» **Task directions**: Copy each line of the records that holds the string "conjunto".

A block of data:
** Start **

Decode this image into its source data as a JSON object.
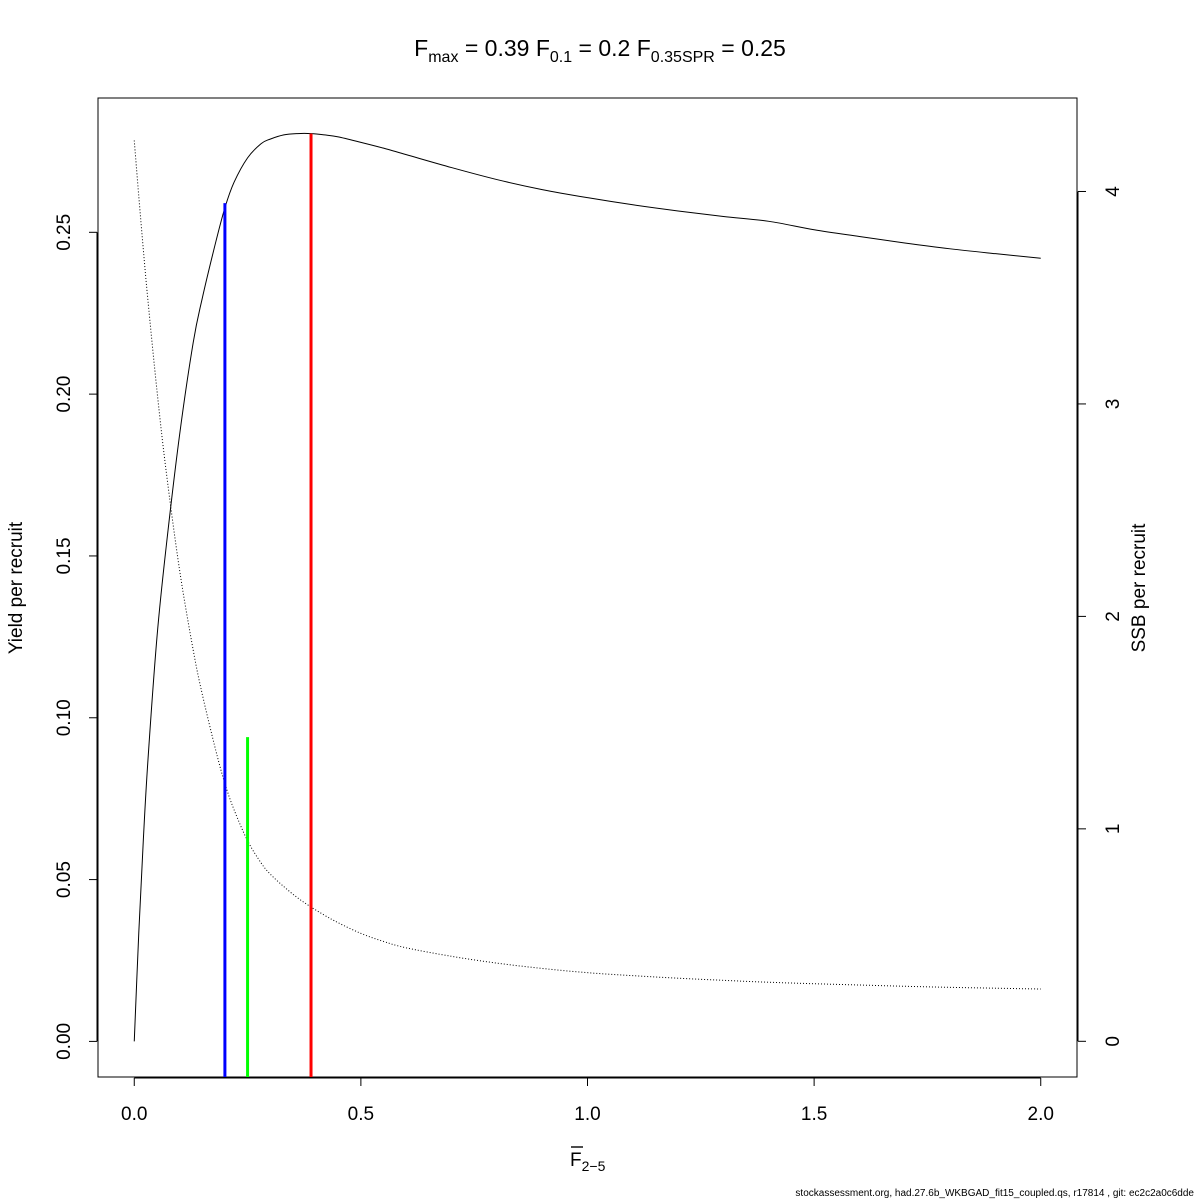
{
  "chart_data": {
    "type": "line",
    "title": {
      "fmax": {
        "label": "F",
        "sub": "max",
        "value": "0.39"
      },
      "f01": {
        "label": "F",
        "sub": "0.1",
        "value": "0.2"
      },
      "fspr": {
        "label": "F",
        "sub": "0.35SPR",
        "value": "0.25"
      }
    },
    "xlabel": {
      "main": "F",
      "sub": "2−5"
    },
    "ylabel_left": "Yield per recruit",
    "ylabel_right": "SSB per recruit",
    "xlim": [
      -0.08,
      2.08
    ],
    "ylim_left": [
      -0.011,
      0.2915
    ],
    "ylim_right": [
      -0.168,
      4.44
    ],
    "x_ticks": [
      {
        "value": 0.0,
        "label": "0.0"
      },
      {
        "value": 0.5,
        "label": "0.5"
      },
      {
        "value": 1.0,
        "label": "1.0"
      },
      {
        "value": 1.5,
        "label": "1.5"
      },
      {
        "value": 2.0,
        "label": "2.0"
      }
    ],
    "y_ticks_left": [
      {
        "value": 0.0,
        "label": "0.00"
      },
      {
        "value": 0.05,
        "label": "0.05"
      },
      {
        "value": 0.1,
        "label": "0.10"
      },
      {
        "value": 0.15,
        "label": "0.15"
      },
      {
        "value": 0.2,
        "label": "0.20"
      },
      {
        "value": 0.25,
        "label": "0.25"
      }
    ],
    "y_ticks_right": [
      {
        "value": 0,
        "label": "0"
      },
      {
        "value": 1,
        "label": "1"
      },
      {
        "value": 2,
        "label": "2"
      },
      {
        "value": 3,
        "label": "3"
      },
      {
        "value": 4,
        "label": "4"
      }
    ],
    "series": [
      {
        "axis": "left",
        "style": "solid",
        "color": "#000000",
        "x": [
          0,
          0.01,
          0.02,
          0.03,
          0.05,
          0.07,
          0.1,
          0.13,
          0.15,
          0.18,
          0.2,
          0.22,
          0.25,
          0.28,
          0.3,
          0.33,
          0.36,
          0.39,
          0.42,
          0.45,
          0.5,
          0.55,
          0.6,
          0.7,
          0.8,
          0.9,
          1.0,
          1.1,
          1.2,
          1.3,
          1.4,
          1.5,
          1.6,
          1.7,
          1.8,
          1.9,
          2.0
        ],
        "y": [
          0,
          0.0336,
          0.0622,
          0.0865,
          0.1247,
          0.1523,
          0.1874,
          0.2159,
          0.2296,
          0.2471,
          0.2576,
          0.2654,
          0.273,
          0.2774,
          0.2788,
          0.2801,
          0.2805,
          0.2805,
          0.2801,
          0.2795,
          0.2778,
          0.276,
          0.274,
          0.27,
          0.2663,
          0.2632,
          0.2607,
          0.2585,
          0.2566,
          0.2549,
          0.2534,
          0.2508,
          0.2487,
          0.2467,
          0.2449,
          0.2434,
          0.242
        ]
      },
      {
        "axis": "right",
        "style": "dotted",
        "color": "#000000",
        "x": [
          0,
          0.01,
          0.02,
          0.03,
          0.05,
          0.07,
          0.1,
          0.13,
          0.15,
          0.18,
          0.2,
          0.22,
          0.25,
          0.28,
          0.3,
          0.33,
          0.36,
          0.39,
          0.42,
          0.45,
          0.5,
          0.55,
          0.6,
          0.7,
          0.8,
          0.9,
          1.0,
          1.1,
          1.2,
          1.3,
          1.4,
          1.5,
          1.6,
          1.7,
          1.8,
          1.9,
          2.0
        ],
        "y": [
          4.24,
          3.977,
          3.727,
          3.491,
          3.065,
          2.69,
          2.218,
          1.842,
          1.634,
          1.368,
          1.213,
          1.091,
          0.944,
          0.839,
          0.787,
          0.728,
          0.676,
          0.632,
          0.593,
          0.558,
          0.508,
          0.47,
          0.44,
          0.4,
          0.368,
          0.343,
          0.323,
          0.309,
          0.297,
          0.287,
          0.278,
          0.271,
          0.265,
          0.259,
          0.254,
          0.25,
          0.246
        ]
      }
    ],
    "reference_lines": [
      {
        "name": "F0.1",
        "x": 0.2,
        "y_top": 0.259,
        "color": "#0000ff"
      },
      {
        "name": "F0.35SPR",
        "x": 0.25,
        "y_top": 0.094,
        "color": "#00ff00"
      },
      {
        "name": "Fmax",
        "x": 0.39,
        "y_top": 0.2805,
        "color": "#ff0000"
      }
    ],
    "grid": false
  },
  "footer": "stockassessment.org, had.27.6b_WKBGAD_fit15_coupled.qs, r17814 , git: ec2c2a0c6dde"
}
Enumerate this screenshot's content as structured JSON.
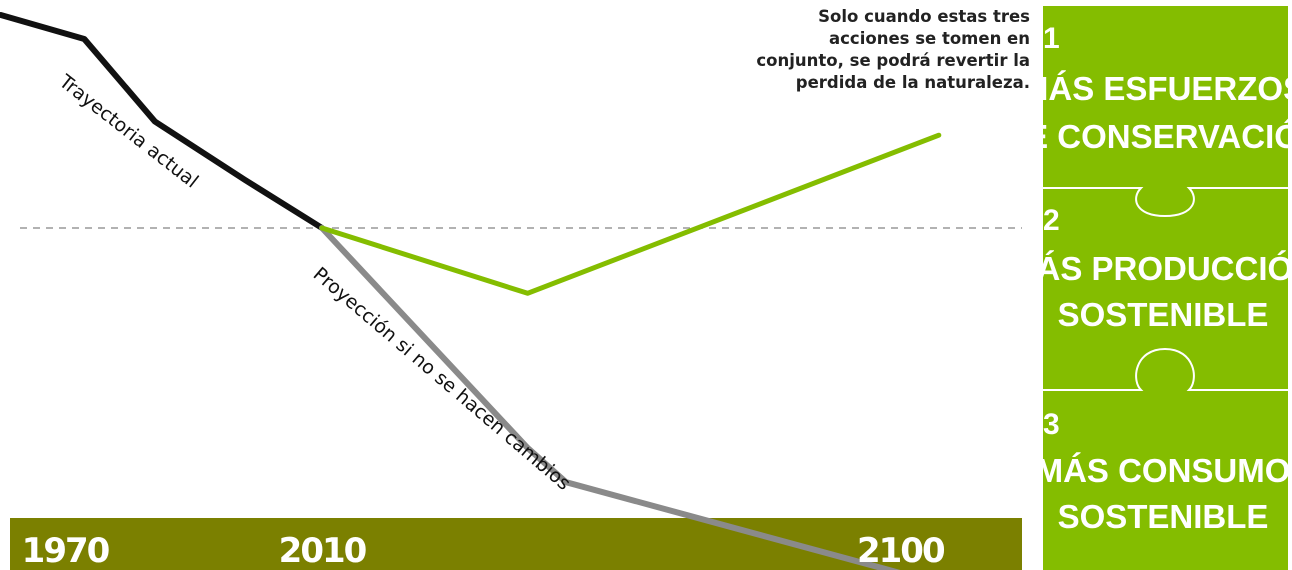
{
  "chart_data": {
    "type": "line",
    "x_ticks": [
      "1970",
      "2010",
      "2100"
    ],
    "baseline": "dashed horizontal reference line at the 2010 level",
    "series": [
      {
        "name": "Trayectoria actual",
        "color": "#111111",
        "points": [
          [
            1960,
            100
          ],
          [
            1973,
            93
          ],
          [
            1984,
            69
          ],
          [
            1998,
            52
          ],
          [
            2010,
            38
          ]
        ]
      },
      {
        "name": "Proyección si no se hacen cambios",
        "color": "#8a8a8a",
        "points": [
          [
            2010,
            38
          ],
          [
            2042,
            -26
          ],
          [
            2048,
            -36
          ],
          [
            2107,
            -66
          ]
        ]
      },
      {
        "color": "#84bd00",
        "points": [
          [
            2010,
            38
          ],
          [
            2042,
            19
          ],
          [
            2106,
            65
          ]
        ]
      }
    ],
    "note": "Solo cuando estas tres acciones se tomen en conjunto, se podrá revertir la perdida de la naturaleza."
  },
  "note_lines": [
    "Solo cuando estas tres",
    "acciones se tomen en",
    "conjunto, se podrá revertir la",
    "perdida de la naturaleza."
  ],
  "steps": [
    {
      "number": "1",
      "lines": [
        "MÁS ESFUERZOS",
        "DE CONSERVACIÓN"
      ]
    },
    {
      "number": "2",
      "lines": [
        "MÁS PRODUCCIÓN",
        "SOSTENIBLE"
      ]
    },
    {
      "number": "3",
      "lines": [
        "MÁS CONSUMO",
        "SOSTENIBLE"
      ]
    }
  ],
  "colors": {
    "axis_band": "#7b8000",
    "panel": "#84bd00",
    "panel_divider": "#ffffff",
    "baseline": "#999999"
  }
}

** End **

» **Task solution**:
    "note": "Solo cuando estas tres acciones se tomen en conjunto, se podrá revertir la perdida de la naturaleza."
    "conjunto, se podrá revertir la",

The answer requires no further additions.